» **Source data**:
★ ★ ★
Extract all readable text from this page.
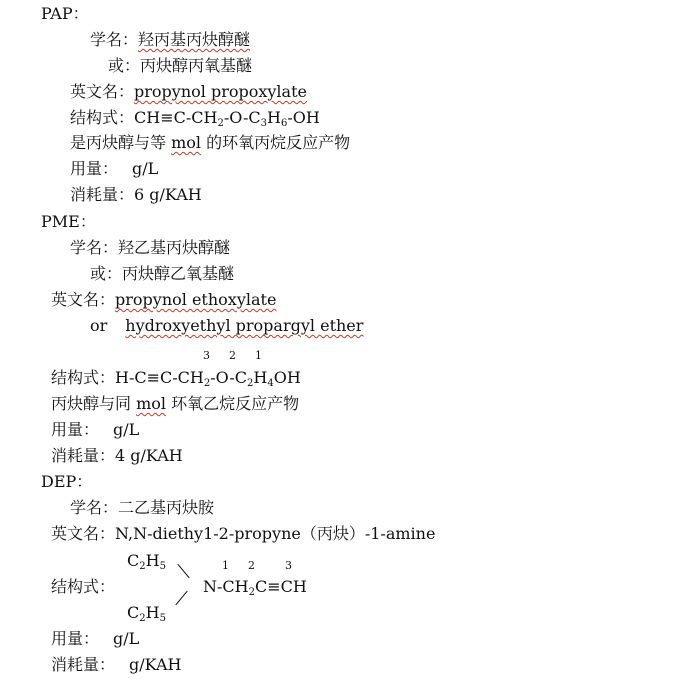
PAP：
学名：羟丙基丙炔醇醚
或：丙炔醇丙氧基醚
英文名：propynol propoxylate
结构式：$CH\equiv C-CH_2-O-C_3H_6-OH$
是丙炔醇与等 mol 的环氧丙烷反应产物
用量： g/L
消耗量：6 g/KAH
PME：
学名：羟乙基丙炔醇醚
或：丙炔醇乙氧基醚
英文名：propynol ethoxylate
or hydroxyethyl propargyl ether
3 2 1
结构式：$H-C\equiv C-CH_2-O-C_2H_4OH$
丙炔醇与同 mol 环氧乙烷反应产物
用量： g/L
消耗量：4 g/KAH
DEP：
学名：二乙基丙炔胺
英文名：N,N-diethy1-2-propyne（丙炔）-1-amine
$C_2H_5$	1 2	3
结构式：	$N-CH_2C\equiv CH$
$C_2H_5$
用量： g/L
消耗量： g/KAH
★ ★ ★
» **GIVEN EXERCISE**:
Exclude the pictures. Write out the remaining data exactly.

» **OUTPUT FOR THIS TASK**:
Extract all readable text from this page.
PAP：
学名：羟丙基丙炔醇醚
或：丙炔醇丙氧基醚
英文名：propynol propoxylate
结构式：$CH\equiv C-CH_2-O-C_3H_6-OH$
是丙炔醇与等 mol 的环氧丙烷反应产物
用量： g/L
消耗量：6 g/KAH
PME：
学名：羟乙基丙炔醇醚
或：丙炔醇乙氧基醚
英文名：propynol ethoxylate
or hydroxyethyl propargyl ether
3 2 1
结构式：$H-C\equiv C-CH_2-O-C_2H_4OH$
丙炔醇与同 mol 环氧乙烷反应产物
用量： g/L
消耗量：4 g/KAH
DEP：
学名：二乙基丙炔胺
英文名：N,N-diethy1-2-propyne（丙炔）-1-amine
$C_2H_5$	1 2	3
结构式：	$N-CH_2C\equiv CH$
$C_2H_5$
用量： g/L
消耗量： g/KAH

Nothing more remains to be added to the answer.